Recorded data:
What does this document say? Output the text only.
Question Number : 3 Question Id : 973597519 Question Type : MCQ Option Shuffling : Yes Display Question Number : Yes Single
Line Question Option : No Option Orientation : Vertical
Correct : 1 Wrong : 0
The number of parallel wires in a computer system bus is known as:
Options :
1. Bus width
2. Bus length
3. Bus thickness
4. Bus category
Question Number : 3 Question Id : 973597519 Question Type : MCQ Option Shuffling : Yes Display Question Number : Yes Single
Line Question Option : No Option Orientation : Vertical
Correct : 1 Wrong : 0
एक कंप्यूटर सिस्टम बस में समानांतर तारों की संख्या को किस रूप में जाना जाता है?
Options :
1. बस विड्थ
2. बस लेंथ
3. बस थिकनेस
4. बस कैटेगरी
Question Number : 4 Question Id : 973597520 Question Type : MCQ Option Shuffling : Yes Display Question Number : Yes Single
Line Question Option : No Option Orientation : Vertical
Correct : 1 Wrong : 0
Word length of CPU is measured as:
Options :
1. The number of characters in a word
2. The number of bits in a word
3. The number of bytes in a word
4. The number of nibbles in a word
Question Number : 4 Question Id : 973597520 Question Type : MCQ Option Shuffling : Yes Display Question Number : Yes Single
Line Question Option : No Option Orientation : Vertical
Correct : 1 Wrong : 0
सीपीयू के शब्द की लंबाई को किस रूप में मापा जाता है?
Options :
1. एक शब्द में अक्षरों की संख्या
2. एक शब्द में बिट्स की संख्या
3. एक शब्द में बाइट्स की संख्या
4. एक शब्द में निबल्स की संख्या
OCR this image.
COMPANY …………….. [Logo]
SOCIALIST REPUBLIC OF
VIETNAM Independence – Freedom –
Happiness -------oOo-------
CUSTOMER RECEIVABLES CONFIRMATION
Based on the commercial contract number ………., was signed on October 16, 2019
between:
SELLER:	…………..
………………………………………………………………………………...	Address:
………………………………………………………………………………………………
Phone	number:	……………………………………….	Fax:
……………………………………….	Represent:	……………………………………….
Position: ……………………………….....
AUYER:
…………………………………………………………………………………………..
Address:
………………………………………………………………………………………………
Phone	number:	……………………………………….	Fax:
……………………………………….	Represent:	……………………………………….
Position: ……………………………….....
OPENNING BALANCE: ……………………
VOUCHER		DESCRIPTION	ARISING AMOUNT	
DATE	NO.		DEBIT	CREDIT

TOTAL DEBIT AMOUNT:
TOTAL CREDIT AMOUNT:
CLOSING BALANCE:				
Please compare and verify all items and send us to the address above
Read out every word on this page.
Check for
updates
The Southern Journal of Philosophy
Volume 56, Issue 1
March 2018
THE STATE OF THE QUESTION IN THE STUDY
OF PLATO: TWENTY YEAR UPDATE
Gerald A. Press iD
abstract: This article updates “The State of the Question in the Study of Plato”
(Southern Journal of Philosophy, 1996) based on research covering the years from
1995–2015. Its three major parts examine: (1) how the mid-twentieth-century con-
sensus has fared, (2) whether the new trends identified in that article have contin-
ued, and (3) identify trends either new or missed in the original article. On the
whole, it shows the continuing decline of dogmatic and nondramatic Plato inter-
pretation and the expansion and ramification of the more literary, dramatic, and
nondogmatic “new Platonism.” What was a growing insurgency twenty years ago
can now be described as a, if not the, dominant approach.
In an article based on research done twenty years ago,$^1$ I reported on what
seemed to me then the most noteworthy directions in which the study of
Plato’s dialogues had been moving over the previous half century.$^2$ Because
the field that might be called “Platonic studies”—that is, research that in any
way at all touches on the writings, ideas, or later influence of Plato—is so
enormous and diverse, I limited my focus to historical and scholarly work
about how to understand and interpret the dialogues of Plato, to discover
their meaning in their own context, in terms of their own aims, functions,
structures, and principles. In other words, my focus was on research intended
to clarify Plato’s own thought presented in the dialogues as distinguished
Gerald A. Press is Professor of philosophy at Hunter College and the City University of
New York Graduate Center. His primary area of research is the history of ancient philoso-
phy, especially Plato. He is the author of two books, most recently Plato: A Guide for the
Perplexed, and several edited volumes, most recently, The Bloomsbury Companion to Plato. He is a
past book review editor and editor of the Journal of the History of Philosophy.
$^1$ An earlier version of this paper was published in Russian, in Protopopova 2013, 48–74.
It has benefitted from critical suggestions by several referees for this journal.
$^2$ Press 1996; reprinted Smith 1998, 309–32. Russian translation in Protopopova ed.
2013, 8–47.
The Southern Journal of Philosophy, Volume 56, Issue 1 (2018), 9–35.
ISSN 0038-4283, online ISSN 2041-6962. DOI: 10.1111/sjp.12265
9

• [REQUEST] Repeat the records above exactly, leaving none out.

• [TASK OUTPUT]
What does this document say? Output the text only.
Question Number : 3 Question Id : 973597519 Question Type : MCQ Option Shuffling : Yes Display Question Number : Yes Single
Line Question Option : No Option Orientation : Vertical
Correct : 1 Wrong : 0
The number of parallel wires in a computer system bus is known as:
Options :
1. Bus width
2. Bus length
3. Bus thickness
4. Bus category
Question Number : 3 Question Id : 973597519 Question Type : MCQ Option Shuffling : Yes Display Question Number : Yes Single
Line Question Option : No Option Orientation : Vertical
Correct : 1 Wrong : 0
एक कंप्यूटर सिस्टम बस में समानांतर तारों की संख्या को किस रूप में जाना जाता है?
Options :
1. बस विड्थ
2. बस लेंथ
3. बस थिकनेस
4. बस कैटेगरी
Question Number : 4 Question Id : 973597520 Question Type : MCQ Option Shuffling : Yes Display Question Number : Yes Single
Line Question Option : No Option Orientation : Vertical
Correct : 1 Wrong : 0
Word length of CPU is measured as:
Options :
1. The number of characters in a word
2. The number of bits in a word
3. The number of bytes in a word
4. The number of nibbles in a word
Question Number : 4 Question Id : 973597520 Question Type : MCQ Option Shuffling : Yes Display Question Number : Yes Single
Line Question Option : No Option Orientation : Vertical
Correct : 1 Wrong : 0
सीपीयू के शब्द की लंबाई को किस रूप में मापा जाता है?
Options :
1. एक शब्द में अक्षरों की संख्या
2. एक शब्द में बिट्स की संख्या
3. एक शब्द में बाइट्स की संख्या
4. एक शब्द में निबल्स की संख्या
OCR this image.
COMPANY …………….. [Logo]
SOCIALIST REPUBLIC OF
VIETNAM Independence – Freedom –
Happiness -------oOo-------
CUSTOMER RECEIVABLES CONFIRMATION
Based on the commercial contract number ………., was signed on October 16, 2019
between:
SELLER:	…………..
………………………………………………………………………………...	Address:
………………………………………………………………………………………………
Phone	number:	……………………………………….	Fax:
……………………………………….	Represent:	……………………………………….
Position: ……………………………….....
AUYER:
…………………………………………………………………………………………..
Address:
………………………………………………………………………………………………
Phone	number:	……………………………………….	Fax:
……………………………………….	Represent:	……………………………………….
Position: ……………………………….....
OPENNING BALANCE: ……………………
VOUCHER		DESCRIPTION	ARISING AMOUNT	
DATE	NO.		DEBIT	CREDIT

TOTAL DEBIT AMOUNT:
TOTAL CREDIT AMOUNT:
CLOSING BALANCE:				
Please compare and verify all items and send us to the address above
Read out every word on this page.
Check for
updates
The Southern Journal of Philosophy
Volume 56, Issue 1
March 2018
THE STATE OF THE QUESTION IN THE STUDY
OF PLATO: TWENTY YEAR UPDATE
Gerald A. Press iD
abstract: This article updates “The State of the Question in the Study of Plato”
(Southern Journal of Philosophy, 1996) based on research covering the years from
1995–2015. Its three major parts examine: (1) how the mid-twentieth-century con-
sensus has fared, (2) whether the new trends identified in that article have contin-
ued, and (3) identify trends either new or missed in the original article. On the
whole, it shows the continuing decline of dogmatic and nondramatic Plato inter-
pretation and the expansion and ramification of the more literary, dramatic, and
nondogmatic “new Platonism.” What was a growing insurgency twenty years ago
can now be described as a, if not the, dominant approach.
In an article based on research done twenty years ago,$^1$ I reported on what
seemed to me then the most noteworthy directions in which the study of
Plato’s dialogues had been moving over the previous half century.$^2$ Because
the field that might be called “Platonic studies”—that is, research that in any
way at all touches on the writings, ideas, or later influence of Plato—is so
enormous and diverse, I limited my focus to historical and scholarly work
about how to understand and interpret the dialogues of Plato, to discover
their meaning in their own context, in terms of their own aims, functions,
structures, and principles. In other words, my focus was on research intended
to clarify Plato’s own thought presented in the dialogues as distinguished
Gerald A. Press is Professor of philosophy at Hunter College and the City University of
New York Graduate Center. His primary area of research is the history of ancient philoso-
phy, especially Plato. He is the author of two books, most recently Plato: A Guide for the
Perplexed, and several edited volumes, most recently, The Bloomsbury Companion to Plato. He is a
past book review editor and editor of the Journal of the History of Philosophy.
$^1$ An earlier version of this paper was published in Russian, in Protopopova 2013, 48–74.
It has benefitted from critical suggestions by several referees for this journal.
$^2$ Press 1996; reprinted Smith 1998, 309–32. Russian translation in Protopopova ed.
2013, 8–47.
The Southern Journal of Philosophy, Volume 56, Issue 1 (2018), 9–35.
ISSN 0038-4283, online ISSN 2041-6962. DOI: 10.1111/sjp.12265
9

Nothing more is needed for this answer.